=== Task prompt ===
Write the material out again in full, word for word. Do not include the pictures.
━━ Information provided
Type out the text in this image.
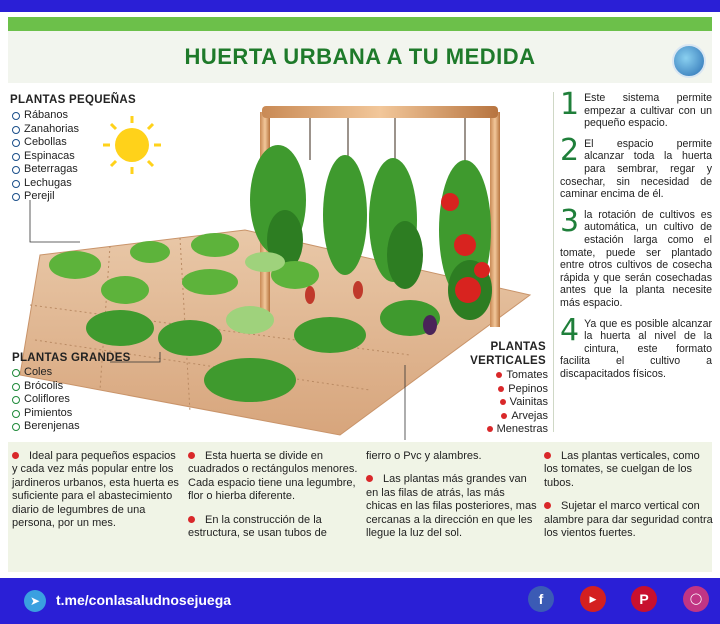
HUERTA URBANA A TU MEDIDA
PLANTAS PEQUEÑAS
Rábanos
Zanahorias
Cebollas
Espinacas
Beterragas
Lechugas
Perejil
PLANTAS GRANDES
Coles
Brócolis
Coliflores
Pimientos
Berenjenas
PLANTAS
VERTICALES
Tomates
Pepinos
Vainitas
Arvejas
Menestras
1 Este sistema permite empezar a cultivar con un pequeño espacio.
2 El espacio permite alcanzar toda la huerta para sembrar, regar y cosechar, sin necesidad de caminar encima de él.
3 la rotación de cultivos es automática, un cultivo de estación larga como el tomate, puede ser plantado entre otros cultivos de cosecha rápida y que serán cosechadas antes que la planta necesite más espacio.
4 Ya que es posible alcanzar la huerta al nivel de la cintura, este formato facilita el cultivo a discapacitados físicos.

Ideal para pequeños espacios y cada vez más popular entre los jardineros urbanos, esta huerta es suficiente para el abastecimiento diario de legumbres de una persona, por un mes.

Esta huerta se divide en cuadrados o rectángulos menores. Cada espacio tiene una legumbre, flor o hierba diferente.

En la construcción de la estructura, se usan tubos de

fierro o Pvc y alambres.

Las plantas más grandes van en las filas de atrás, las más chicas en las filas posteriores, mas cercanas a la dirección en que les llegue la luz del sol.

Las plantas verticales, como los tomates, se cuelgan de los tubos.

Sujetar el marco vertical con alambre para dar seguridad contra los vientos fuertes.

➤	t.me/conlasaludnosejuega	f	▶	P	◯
━━━━
=== Answer below ===
Type out the text in this image.
HUERTA URBANA A TU MEDIDA
PLANTAS PEQUEÑAS
Rábanos
Zanahorias
Cebollas
Espinacas
Beterragas
Lechugas
Perejil
PLANTAS GRANDES
Coles
Brócolis
Coliflores
Pimientos
Berenjenas
PLANTAS
VERTICALES
Tomates
Pepinos
Vainitas
Arvejas
Menestras
1 Este sistema permite empezar a cultivar con un pequeño espacio.
2 El espacio permite alcanzar toda la huerta para sembrar, regar y cosechar, sin necesidad de caminar encima de él.
3 la rotación de cultivos es automática, un cultivo de estación larga como el tomate, puede ser plantado entre otros cultivos de cosecha rápida y que serán cosechadas antes que la planta necesite más espacio.
4 Ya que es posible alcanzar la huerta al nivel de la cintura, este formato facilita el cultivo a discapacitados físicos.

Ideal para pequeños espacios y cada vez más popular entre los jardineros urbanos, esta huerta es suficiente para el abastecimiento diario de legumbres de una persona, por un mes.

Esta huerta se divide en cuadrados o rectángulos menores. Cada espacio tiene una legumbre, flor o hierba diferente.

En la construcción de la estructura, se usan tubos de

fierro o Pvc y alambres.

Las plantas más grandes van en las filas de atrás, las más chicas en las filas posteriores, mas cercanas a la dirección en que les llegue la luz del sol.

Las plantas verticales, como los tomates, se cuelgan de los tubos.

Sujetar el marco vertical con alambre para dar seguridad contra los vientos fuertes.

➤	t.me/conlasaludnosejuega	f	▶	P	◯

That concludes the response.